__KUTIPAN__.
Keunikan yang dimiliki oleh Arun yaitu belum ada di negara lain kala itu, yang menggunakan tenaga penggerak turbin tidak memakai tenaga air, tetapi memakai sistem gas turbin yang mampu menghasilkan tenaga 30.000 HP dan mampu menggerakkan kompresor pendingin.

Bahkan bisa memanfaatkan isi kontrak untuk pengembangan produk, menurut kontrak LNG yang dijual memiliki kalori antara 1.070-1.170 BTU/SCF. Pada permulaan start sampai 6 train LNG yang dihasilkan PT Arun, mengandung 1.163-1.165 BTU/SCF.

__Serangkaian catatan__.
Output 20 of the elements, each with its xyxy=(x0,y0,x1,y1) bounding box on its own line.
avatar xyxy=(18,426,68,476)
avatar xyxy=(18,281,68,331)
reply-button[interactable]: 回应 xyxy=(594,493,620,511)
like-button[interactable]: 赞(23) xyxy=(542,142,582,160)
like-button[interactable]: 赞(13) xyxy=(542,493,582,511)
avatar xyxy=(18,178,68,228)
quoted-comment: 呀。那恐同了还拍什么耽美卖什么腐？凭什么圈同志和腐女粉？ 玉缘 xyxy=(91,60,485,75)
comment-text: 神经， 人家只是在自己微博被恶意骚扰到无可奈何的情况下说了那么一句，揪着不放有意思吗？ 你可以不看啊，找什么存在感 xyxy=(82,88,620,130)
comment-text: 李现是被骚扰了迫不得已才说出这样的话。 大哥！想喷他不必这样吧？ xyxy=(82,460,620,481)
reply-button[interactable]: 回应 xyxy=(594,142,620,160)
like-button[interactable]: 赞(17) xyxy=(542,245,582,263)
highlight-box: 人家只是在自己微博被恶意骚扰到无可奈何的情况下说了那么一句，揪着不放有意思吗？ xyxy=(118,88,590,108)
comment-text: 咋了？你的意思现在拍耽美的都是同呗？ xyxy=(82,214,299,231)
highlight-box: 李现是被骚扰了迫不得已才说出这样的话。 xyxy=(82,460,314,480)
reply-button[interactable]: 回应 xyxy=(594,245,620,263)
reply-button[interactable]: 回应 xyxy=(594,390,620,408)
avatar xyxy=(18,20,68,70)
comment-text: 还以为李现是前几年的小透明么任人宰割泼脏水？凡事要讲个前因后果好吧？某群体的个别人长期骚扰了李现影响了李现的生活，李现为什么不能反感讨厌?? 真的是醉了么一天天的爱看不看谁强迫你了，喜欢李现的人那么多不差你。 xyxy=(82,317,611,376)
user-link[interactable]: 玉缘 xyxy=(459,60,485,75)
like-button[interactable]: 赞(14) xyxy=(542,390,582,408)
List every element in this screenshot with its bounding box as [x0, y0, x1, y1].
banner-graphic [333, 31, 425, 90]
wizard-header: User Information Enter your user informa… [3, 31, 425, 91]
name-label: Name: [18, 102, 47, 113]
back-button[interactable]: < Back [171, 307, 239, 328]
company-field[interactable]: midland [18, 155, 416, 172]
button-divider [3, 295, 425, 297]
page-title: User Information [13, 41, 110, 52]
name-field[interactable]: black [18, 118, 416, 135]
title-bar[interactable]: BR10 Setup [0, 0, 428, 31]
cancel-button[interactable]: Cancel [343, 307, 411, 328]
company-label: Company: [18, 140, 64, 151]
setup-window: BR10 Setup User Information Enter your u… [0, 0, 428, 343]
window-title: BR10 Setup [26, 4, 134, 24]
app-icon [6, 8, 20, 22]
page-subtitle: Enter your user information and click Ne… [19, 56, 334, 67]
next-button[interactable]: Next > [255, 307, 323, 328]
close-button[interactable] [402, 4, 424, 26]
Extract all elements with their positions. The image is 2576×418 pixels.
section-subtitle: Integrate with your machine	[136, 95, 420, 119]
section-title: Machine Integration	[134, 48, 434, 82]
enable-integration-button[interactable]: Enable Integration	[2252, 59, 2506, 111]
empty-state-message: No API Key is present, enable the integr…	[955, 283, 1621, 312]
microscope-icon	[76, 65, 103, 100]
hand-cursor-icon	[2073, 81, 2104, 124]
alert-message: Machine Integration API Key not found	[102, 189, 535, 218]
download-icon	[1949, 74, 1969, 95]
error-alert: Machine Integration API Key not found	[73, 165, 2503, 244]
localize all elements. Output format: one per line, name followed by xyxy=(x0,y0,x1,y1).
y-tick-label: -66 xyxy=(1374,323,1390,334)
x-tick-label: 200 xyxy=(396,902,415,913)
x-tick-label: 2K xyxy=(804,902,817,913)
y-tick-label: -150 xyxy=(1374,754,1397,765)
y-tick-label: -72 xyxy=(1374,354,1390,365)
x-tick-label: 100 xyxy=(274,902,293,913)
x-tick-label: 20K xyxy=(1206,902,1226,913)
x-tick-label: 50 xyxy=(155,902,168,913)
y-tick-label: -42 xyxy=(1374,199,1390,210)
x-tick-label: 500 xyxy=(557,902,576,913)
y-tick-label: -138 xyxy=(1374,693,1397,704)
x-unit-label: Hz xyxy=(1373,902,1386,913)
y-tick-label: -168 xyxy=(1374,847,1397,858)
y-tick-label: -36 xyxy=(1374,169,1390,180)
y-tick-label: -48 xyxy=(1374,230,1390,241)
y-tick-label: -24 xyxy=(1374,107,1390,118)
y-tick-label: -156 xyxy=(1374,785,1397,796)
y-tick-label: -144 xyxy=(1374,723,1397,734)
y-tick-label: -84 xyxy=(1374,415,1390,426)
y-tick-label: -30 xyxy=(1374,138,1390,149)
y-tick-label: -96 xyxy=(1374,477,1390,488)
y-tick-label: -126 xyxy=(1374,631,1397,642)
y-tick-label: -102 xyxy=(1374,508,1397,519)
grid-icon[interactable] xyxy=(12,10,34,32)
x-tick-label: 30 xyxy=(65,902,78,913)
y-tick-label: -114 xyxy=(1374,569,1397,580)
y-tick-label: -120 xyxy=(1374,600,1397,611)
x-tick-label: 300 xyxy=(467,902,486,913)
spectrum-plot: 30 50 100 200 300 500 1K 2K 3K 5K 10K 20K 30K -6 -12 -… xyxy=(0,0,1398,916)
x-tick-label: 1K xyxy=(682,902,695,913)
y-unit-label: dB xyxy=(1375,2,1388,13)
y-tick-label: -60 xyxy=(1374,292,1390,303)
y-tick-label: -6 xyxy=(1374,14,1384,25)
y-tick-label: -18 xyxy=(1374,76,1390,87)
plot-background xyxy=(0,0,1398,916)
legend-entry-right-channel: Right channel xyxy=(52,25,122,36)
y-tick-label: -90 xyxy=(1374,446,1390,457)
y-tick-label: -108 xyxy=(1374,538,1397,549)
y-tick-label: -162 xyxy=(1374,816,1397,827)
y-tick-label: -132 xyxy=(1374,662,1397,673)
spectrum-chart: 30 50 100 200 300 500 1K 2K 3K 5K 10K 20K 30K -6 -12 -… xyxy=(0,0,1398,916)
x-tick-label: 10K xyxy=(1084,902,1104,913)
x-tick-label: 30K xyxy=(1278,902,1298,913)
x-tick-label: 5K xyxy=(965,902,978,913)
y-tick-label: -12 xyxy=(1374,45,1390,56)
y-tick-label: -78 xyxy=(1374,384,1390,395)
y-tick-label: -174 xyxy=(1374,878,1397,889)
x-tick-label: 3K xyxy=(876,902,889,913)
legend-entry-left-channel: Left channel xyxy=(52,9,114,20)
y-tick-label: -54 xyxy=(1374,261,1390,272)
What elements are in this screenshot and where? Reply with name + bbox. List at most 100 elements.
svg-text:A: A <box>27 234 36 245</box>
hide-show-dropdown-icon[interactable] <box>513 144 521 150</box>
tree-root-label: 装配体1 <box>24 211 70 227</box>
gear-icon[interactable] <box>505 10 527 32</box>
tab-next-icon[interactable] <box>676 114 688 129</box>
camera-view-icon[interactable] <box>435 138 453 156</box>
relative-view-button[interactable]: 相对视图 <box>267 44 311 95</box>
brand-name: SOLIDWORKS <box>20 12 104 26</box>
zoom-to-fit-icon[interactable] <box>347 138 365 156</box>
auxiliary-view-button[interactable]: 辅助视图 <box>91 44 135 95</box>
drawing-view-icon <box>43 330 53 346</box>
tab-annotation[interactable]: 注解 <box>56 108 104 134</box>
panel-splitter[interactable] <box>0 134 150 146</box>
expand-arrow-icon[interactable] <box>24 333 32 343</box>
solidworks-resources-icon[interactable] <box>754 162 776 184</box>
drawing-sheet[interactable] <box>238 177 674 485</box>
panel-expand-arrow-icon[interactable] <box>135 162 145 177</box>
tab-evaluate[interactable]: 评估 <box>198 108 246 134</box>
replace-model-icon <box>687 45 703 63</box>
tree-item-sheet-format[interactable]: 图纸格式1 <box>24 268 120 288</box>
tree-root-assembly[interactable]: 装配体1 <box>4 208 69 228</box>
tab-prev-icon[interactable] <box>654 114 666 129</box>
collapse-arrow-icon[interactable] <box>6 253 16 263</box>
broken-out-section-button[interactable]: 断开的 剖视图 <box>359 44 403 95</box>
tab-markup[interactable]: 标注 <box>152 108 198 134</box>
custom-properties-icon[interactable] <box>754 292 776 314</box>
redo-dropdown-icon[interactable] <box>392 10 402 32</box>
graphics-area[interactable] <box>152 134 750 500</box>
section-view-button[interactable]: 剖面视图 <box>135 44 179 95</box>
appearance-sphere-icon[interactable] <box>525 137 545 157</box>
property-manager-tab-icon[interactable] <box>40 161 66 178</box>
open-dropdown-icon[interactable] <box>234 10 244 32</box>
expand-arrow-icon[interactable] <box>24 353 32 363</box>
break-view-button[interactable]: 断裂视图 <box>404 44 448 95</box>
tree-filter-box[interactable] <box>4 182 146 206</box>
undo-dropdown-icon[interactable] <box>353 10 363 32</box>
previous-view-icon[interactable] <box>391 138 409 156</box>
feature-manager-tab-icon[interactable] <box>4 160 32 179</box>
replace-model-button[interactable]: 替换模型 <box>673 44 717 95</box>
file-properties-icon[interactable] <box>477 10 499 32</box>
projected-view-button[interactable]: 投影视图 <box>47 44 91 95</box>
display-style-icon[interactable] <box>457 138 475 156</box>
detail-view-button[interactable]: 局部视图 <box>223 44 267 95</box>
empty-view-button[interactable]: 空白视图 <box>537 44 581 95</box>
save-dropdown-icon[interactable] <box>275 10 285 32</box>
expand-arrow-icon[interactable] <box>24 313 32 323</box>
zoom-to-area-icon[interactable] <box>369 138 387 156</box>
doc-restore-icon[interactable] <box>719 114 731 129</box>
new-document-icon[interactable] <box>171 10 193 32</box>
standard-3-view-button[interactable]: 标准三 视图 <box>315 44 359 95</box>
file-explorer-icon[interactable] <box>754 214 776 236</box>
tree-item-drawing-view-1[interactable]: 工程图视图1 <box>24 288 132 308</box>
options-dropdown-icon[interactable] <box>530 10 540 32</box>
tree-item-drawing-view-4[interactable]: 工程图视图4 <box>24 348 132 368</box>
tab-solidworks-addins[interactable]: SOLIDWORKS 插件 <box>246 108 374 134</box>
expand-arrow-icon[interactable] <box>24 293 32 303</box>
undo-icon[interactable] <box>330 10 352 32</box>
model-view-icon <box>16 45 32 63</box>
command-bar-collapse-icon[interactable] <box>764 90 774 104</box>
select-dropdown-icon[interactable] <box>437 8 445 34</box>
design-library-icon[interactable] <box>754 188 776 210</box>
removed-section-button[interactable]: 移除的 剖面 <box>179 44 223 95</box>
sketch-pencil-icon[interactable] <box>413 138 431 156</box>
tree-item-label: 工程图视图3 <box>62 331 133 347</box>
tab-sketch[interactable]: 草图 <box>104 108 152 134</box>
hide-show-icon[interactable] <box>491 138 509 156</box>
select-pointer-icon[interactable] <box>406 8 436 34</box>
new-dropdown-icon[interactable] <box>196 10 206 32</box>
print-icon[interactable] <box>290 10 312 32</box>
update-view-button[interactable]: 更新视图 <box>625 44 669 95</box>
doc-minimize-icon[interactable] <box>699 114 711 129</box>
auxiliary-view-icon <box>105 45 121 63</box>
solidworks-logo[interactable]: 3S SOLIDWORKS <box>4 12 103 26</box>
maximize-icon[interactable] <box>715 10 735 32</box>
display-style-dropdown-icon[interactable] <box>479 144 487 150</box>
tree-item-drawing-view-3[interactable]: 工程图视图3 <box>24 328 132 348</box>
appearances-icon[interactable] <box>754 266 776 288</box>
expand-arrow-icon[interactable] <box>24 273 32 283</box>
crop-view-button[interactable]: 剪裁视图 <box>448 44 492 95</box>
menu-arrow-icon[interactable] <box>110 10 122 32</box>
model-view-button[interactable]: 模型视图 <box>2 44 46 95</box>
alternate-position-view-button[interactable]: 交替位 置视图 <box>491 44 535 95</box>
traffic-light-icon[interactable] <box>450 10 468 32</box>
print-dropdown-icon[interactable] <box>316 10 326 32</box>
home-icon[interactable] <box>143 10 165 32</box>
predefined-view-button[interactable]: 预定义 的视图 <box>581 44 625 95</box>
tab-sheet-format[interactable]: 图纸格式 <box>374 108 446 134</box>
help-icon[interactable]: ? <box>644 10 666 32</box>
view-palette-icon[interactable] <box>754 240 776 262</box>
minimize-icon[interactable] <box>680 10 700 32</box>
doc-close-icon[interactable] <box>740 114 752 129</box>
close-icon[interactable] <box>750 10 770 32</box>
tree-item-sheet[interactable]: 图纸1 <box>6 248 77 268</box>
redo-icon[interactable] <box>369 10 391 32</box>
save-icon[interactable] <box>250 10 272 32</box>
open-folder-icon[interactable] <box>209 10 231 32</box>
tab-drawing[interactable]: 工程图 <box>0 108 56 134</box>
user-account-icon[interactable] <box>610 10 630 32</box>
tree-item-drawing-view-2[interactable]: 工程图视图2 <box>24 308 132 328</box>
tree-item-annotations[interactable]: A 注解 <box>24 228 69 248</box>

__TUGAS DIKERJAKAN__.
1) Sebutkan semua nilai dalam teks tentang PT Arun yang memakai satuan HP atau BTU/SCF.
2) Tulis ulang persis bagian teks tentang PT Arun, mulai dari "Keunikan yang dimiliki" terus sampai "mengandung 1.163-1.165 BTU/SCF.".
3) Sambung teks tentang PT Arun, mulai setelah kalimat terakhirnya.

__SOAL TERJAWAB__.
1)
30.000 HP
1.070-1.170 BTU/SCF
1.163-1.165 BTU/SCF

2)
Keunikan yang dimiliki oleh Arun yaitu belum ada di negara lain kala itu, yang menggunakan tenaga penggerak turbin tidak memakai tenaga air, tetapi memakai sistem gas turbin yang mampu menghasilkan tenaga 30.000 HP dan mampu menggerakkan kompresor pendingin.

Bahkan bisa memanfaatkan isi kontrak untuk pengembangan produk, menurut kontrak LNG yang dijual memiliki kalori antara 1.070-1.170 BTU/SCF. Pada permulaan start sampai 6 train LNG yang dihasilkan PT Arun, mengandung 1.163-1.165 BTU/SCF.

3)
Sehingga teknologi yang digunakan di PT Arun, merupakan teknologi yang bertemperatur rendah, karena LNG merupakan gas bentuk liquid bersuhu sampai minus 160 derajat celsius. Selain itu, geotermal gradien sumur Arun, merupakan sumur terpanas di dunia.

Pengapalan perdana condensat yang dihasilkan sumur gas Arun dengan negara tujuan Jepang, dimulai pada tahun 1977, sementara pengapalan LNG dimulai tahun 1978 dan pengapalan LPG dimulai tahun 1988.

Provinsi Aceh menjadi pemasok energi bagi beberapa negara dan lokasinya juga sangat strategis. Selain itu, juga sebagai salah satu daerah penyumbang devisi terbesar untuk negara.

Hingga tahun 1977, PT Arun telah mengekspor 663,12 juta BBLS kondesat, 1.904 ton LPG dan 378,27 juta m3 LNG. Daerah Aceh menjelma menjadi pemasok devisa negara yang besar melalui produk LNG, LPG dan kondensat di samping minyak tanah.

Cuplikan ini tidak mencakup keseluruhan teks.